• [Your goal]:
Extract every line that includes the string "qiymatda".

• [Stored records]:
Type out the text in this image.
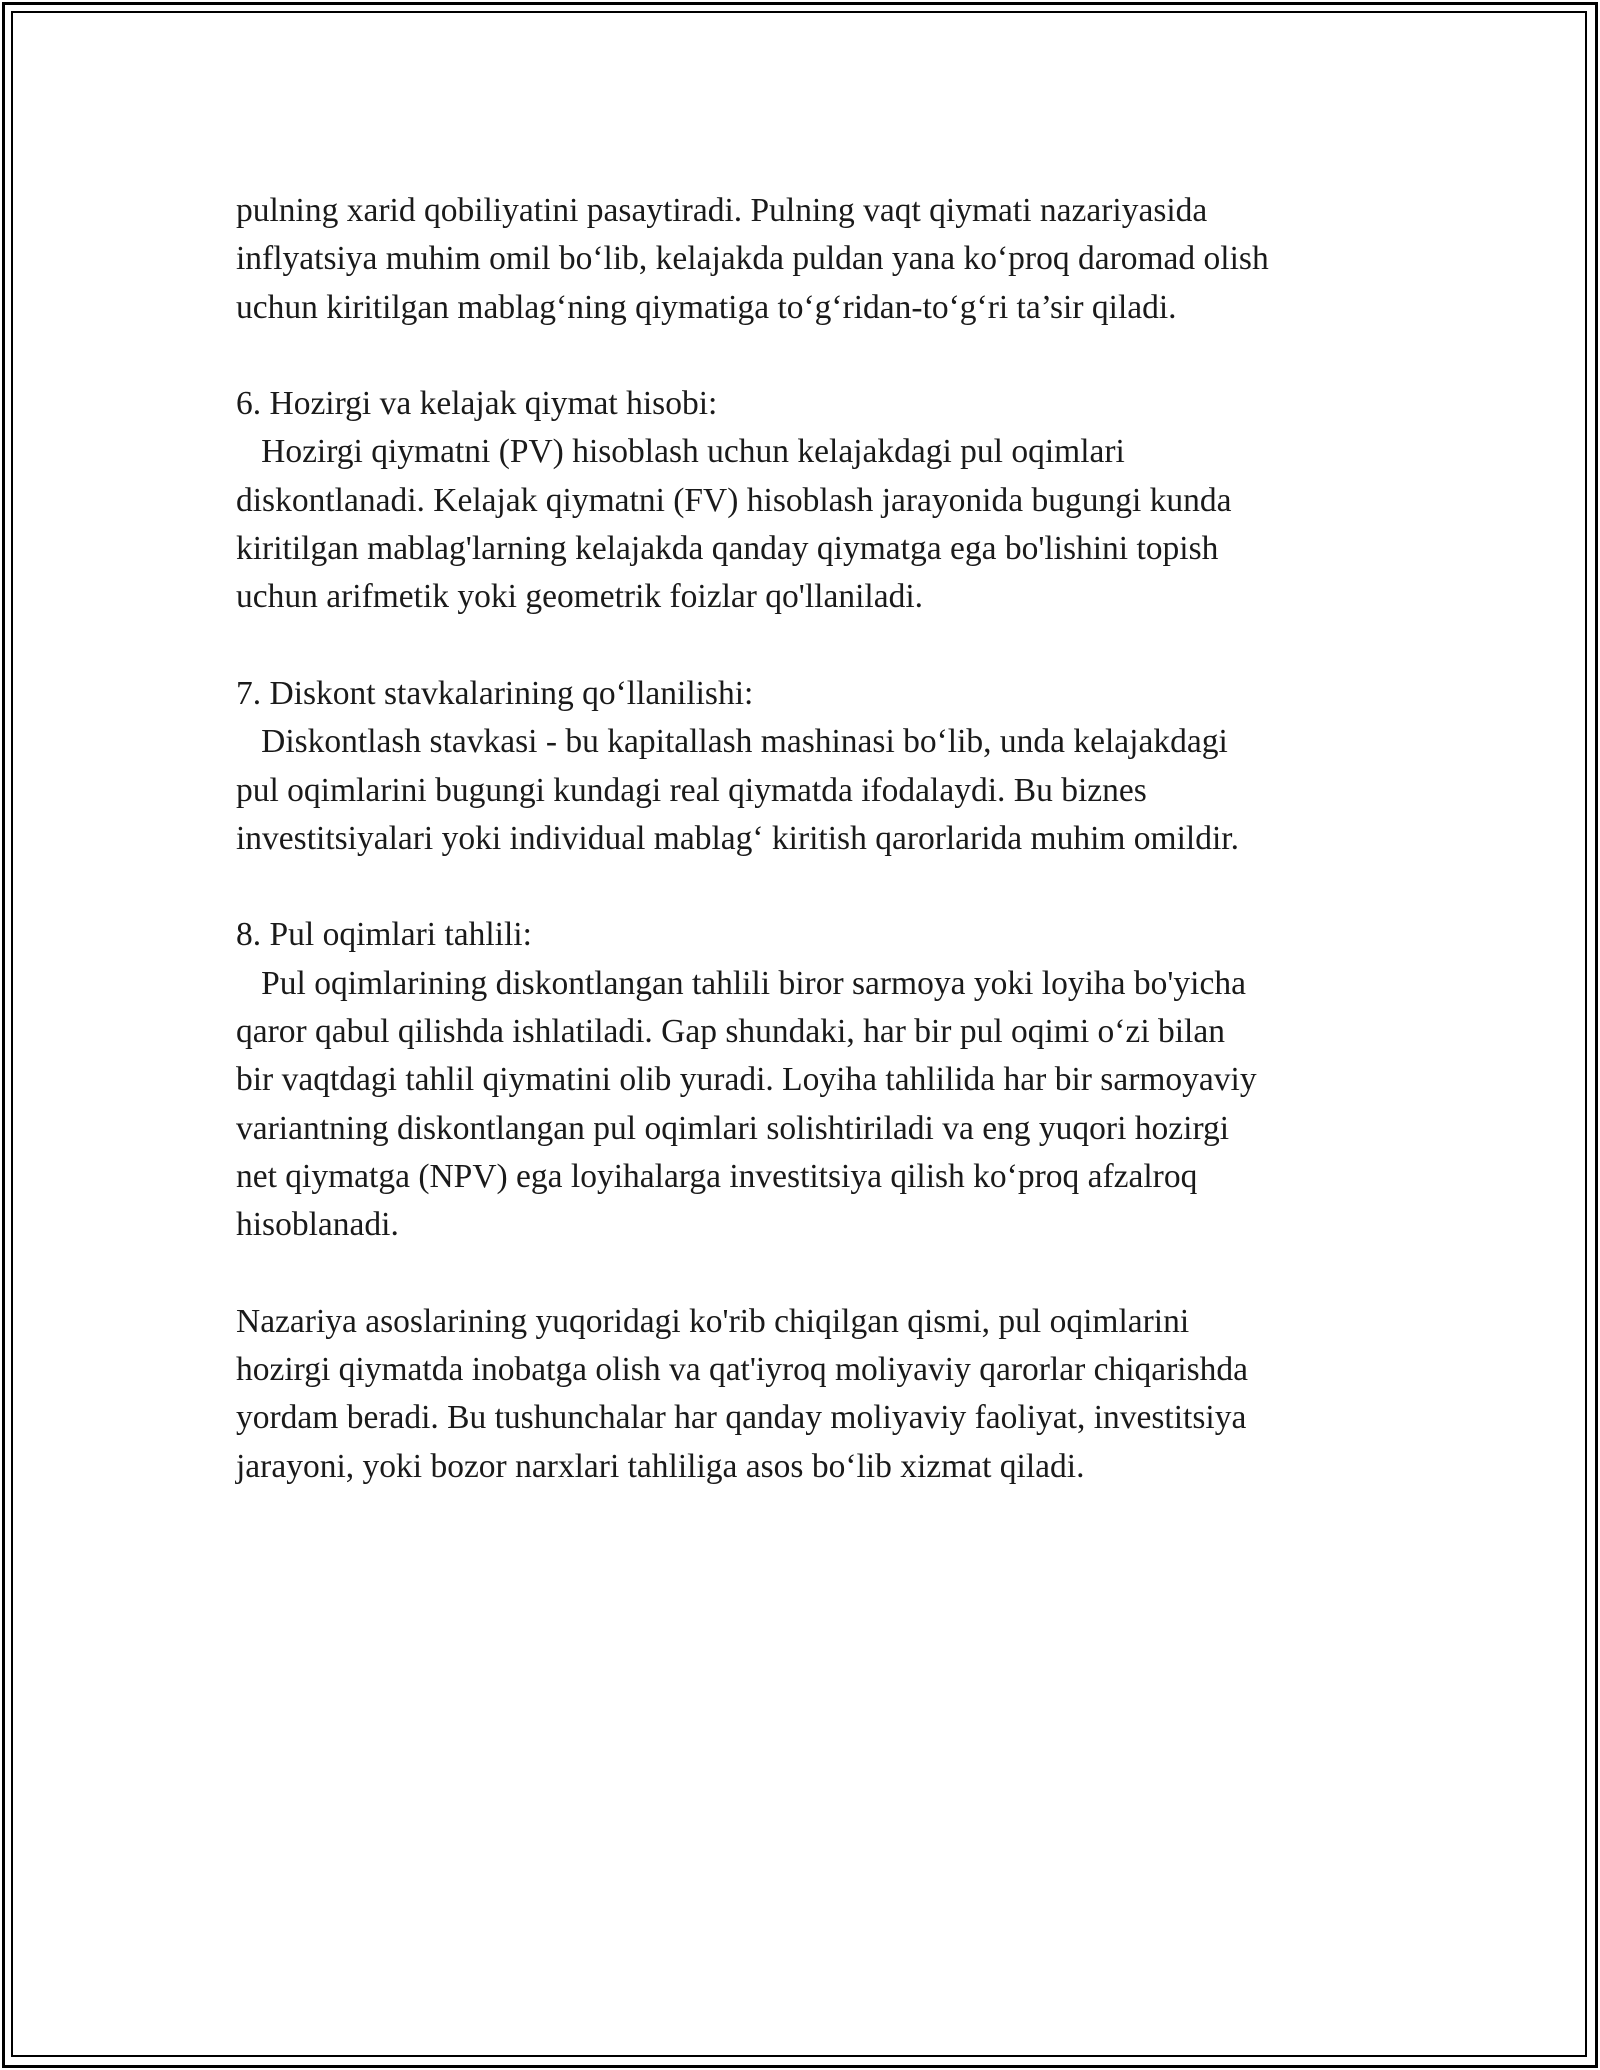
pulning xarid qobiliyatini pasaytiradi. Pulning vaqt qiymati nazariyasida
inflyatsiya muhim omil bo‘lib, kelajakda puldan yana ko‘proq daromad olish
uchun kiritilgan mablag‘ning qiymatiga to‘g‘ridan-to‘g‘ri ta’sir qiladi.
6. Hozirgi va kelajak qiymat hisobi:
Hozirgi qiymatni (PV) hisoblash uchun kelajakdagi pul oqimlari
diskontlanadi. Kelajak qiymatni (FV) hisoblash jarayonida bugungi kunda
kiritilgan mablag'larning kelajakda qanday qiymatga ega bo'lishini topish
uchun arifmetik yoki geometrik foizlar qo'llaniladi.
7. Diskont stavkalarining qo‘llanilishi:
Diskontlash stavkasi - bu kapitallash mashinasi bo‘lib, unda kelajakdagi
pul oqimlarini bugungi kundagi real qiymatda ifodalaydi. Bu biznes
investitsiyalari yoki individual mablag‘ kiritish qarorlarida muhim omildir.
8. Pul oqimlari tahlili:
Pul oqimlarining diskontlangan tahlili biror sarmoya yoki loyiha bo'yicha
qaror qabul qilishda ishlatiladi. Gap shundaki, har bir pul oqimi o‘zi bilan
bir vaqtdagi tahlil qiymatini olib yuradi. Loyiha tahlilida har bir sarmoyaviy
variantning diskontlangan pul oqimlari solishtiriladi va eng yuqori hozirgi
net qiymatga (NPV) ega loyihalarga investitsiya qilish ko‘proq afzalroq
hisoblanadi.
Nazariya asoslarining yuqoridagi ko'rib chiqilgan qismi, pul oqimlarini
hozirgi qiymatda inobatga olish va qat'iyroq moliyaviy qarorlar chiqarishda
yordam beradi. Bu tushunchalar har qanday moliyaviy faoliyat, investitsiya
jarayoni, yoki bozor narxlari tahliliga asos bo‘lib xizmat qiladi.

---

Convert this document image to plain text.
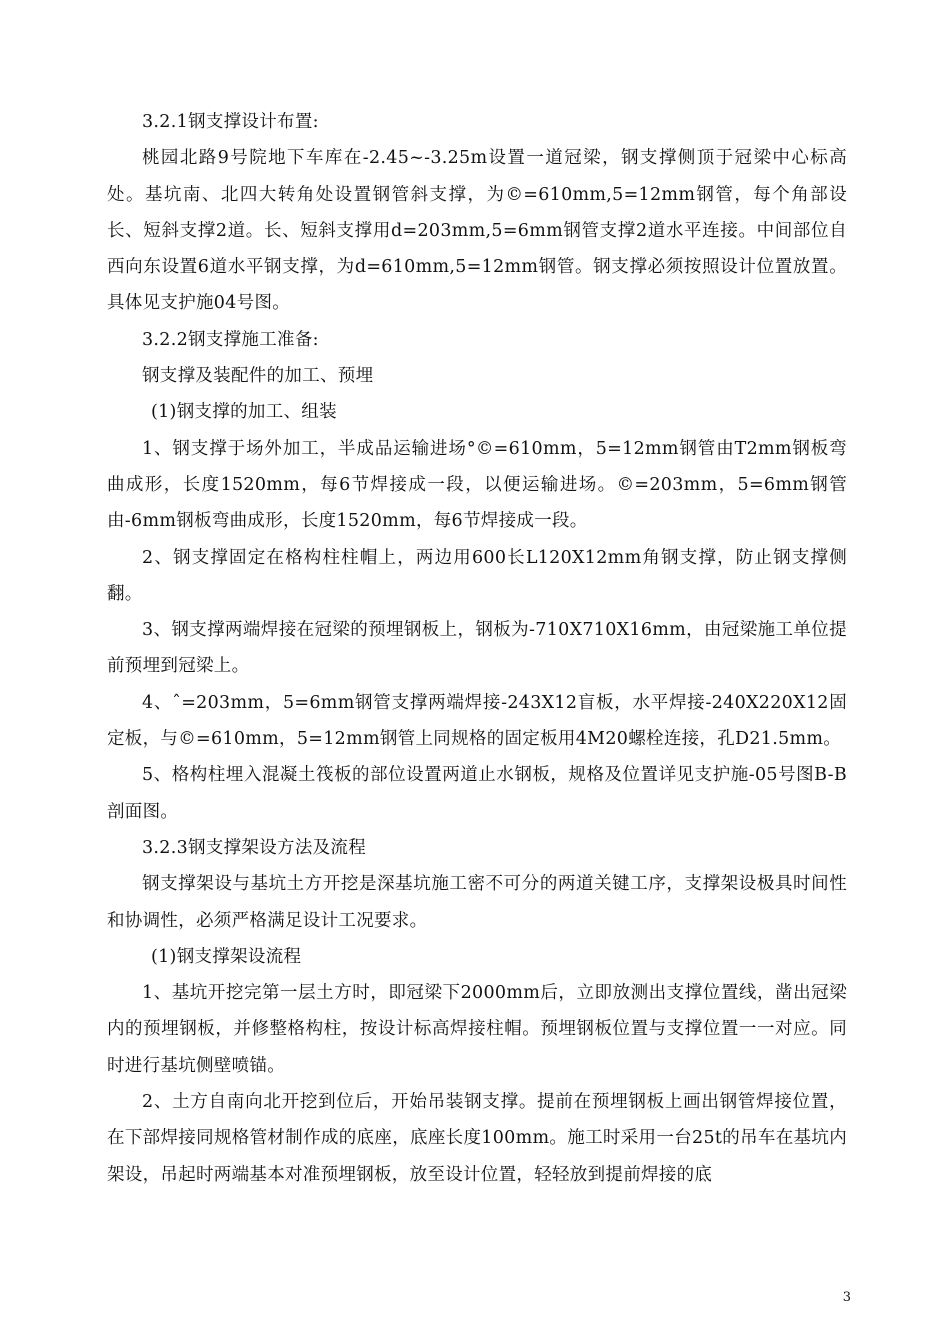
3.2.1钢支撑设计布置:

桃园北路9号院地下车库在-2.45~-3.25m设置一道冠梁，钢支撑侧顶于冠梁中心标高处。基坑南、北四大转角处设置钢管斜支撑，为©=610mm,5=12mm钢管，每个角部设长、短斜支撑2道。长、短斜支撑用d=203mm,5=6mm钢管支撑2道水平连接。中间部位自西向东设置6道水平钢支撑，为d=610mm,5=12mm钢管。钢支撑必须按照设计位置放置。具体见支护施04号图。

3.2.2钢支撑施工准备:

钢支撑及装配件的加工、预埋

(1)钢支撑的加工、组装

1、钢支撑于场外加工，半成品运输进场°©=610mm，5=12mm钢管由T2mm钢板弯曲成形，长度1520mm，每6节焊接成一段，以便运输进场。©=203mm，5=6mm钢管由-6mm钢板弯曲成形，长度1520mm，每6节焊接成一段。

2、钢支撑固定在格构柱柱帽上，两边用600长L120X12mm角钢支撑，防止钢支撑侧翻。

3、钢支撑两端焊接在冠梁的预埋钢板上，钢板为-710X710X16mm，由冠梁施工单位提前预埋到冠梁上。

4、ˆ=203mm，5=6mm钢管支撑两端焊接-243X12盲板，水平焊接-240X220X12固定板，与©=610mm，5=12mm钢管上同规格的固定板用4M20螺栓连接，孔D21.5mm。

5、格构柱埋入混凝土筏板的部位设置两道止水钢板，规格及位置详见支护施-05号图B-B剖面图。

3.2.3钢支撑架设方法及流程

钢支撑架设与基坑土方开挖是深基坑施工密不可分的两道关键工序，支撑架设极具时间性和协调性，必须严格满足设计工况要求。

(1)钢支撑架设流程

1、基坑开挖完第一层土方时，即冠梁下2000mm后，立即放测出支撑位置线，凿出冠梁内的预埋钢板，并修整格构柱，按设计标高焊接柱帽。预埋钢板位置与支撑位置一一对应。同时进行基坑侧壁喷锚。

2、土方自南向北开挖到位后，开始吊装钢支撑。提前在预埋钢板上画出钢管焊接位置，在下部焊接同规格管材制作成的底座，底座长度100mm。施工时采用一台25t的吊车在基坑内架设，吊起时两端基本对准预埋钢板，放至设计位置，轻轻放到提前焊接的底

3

• [Task result]:
pul oqimlarini bugungi kundagi real qiymatda ifodalaydi. Bu biznes
hozirgi qiymatda inobatga olish va qat'iyroq moliyaviy qarorlar chiqarishda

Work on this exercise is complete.